═════ DATA PROVIDED
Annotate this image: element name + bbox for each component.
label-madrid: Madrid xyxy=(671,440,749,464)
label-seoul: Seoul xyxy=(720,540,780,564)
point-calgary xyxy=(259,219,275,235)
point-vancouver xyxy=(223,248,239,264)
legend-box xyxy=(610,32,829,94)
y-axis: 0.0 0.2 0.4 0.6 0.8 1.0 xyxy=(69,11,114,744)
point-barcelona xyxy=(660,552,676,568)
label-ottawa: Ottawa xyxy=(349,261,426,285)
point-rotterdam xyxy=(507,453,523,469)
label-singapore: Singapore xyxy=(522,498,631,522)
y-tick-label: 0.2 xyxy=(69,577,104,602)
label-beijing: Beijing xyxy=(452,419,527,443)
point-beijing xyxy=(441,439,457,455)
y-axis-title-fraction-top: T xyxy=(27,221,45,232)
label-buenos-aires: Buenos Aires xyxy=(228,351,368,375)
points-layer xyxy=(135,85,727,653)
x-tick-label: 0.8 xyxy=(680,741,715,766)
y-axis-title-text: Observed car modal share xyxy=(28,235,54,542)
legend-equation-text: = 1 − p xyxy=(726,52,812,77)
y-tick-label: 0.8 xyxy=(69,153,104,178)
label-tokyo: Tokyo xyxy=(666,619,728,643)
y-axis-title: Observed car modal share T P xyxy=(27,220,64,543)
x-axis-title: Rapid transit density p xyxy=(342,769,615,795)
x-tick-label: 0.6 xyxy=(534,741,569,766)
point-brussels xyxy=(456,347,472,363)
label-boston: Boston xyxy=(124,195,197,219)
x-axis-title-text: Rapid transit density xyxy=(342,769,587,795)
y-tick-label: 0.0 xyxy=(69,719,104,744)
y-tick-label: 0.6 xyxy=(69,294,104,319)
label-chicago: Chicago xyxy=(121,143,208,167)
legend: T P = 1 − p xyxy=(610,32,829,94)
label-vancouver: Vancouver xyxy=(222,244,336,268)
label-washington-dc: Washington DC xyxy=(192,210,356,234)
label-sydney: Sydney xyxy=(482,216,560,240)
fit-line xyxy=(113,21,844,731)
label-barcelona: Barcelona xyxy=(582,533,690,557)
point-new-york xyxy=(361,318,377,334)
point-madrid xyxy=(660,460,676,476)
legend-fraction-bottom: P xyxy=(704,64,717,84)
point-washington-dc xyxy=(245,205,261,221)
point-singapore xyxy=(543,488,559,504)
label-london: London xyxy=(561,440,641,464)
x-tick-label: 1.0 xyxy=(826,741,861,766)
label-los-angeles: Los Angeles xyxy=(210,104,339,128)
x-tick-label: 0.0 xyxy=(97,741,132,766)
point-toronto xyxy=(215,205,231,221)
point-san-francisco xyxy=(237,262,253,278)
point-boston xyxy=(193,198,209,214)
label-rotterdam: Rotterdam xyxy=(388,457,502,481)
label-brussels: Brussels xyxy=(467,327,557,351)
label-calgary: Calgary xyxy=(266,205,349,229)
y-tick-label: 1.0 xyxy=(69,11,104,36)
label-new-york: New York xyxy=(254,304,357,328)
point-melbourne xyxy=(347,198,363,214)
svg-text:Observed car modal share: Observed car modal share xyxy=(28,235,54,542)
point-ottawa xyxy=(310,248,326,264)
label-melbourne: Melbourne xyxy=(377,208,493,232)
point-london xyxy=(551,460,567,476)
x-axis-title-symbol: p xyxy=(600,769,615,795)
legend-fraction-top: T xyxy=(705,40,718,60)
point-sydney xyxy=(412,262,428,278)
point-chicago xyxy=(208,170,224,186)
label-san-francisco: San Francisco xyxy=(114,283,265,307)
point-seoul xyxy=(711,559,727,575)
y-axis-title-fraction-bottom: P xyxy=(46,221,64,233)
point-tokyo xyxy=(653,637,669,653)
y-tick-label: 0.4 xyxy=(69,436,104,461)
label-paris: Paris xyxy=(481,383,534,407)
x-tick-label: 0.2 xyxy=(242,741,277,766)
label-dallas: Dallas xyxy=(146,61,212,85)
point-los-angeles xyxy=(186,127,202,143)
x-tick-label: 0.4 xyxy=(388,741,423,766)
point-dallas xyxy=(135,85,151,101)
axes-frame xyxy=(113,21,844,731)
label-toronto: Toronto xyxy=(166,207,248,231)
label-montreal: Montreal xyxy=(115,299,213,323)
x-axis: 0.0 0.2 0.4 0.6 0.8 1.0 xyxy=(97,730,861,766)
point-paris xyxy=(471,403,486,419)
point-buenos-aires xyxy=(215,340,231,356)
══════════
» GIVEN TASK: Find each line in the entries above that contains the string "melbourne", and copy those lines.

» EXERCISE RESULT:
point-melbourne xyxy=(347,198,363,214)
label-melbourne: Melbourne xyxy=(377,208,493,232)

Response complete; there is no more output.